Exercise: Give the data again exactly as written, skipping any pictures.

Extracted entries:
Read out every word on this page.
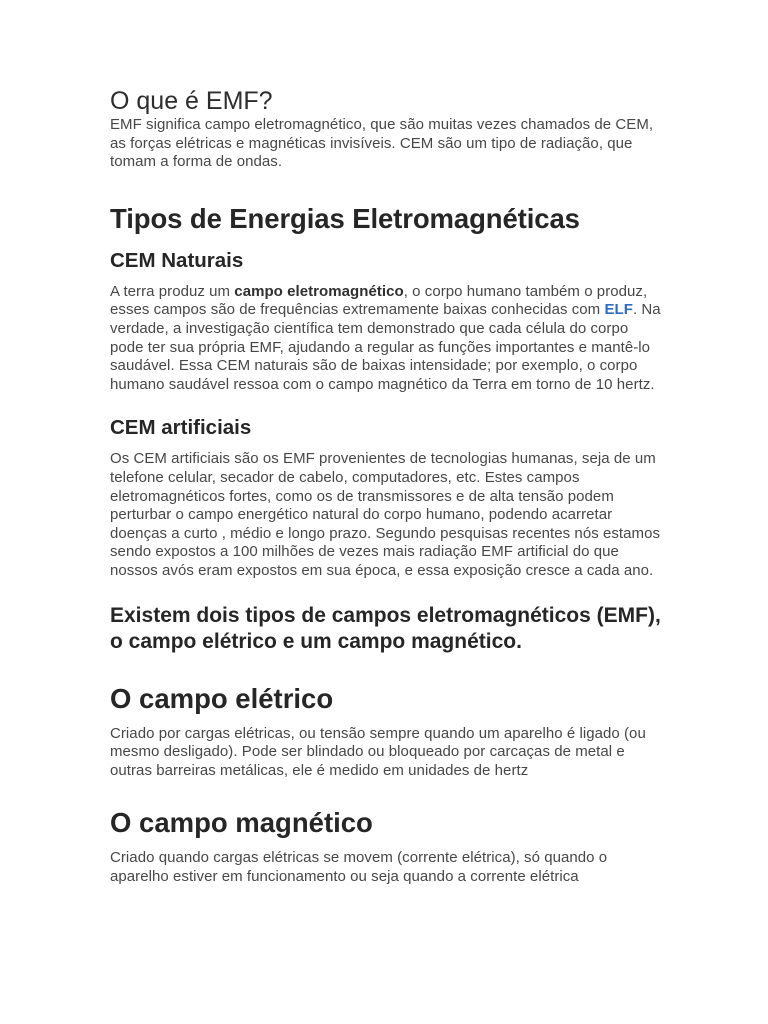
O que é EMF?

EMF significa campo eletromagnético, que são muitas vezes chamados de CEM, as forças elétricas e magnéticas invisíveis. CEM são um tipo de radiação, que tomam a forma de ondas.

Tipos de Energias Eletromagnéticas
CEM Naturais

A terra produz um campo eletromagnético, o corpo humano também o produz, esses campos são de frequências extremamente baixas conhecidas com ELF. Na verdade, a investigação científica tem demonstrado que cada célula do corpo pode ter sua própria EMF, ajudando a regular as funções importantes e mantê-lo saudável. Essa CEM naturais são de baixas intensidade; por exemplo, o corpo humano saudável ressoa com o campo magnético da Terra em torno de 10 hertz.

CEM artificiais

Os CEM artificiais são os EMF provenientes de tecnologias humanas, seja de um telefone celular, secador de cabelo, computadores, etc. Estes campos eletromagnéticos fortes, como os de transmissores e de alta tensão podem perturbar o campo energético natural do corpo humano, podendo acarretar doenças a curto , médio e longo prazo. Segundo pesquisas recentes nós estamos sendo expostos a 100 milhões de vezes mais radiação EMF artificial do que nossos avós eram expostos em sua época, e essa exposição cresce a cada ano.

Existem dois tipos de campos eletromagnéticos (EMF), o campo elétrico e um campo magnético.
O campo elétrico

Criado por cargas elétricas, ou tensão sempre quando um aparelho é ligado (ou mesmo desligado). Pode ser blindado ou bloqueado por carcaças de metal e outras barreiras metálicas, ele é medido em unidades de hertz

O campo magnético

Criado quando cargas elétricas se movem (corrente elétrica), só quando o aparelho estiver em funcionamento ou seja quando a corrente elétrica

Solution:
Read out every word on this page.
O que é EMF?

EMF significa campo eletromagnético, que são muitas vezes chamados de CEM, as forças elétricas e magnéticas invisíveis. CEM são um tipo de radiação, que tomam a forma de ondas.

Tipos de Energias Eletromagnéticas
CEM Naturais

A terra produz um campo eletromagnético, o corpo humano também o produz, esses campos são de frequências extremamente baixas conhecidas com ELF. Na verdade, a investigação científica tem demonstrado que cada célula do corpo pode ter sua própria EMF, ajudando a regular as funções importantes e mantê-lo saudável. Essa CEM naturais são de baixas intensidade; por exemplo, o corpo humano saudável ressoa com o campo magnético da Terra em torno de 10 hertz.

CEM artificiais

Os CEM artificiais são os EMF provenientes de tecnologias humanas, seja de um telefone celular, secador de cabelo, computadores, etc. Estes campos eletromagnéticos fortes, como os de transmissores e de alta tensão podem perturbar o campo energético natural do corpo humano, podendo acarretar doenças a curto , médio e longo prazo. Segundo pesquisas recentes nós estamos sendo expostos a 100 milhões de vezes mais radiação EMF artificial do que nossos avós eram expostos em sua época, e essa exposição cresce a cada ano.

Existem dois tipos de campos eletromagnéticos (EMF), o campo elétrico e um campo magnético.
O campo elétrico

Criado por cargas elétricas, ou tensão sempre quando um aparelho é ligado (ou mesmo desligado). Pode ser blindado ou bloqueado por carcaças de metal e outras barreiras metálicas, ele é medido em unidades de hertz

O campo magnético

Criado quando cargas elétricas se movem (corrente elétrica), só quando o aparelho estiver em funcionamento ou seja quando a corrente elétrica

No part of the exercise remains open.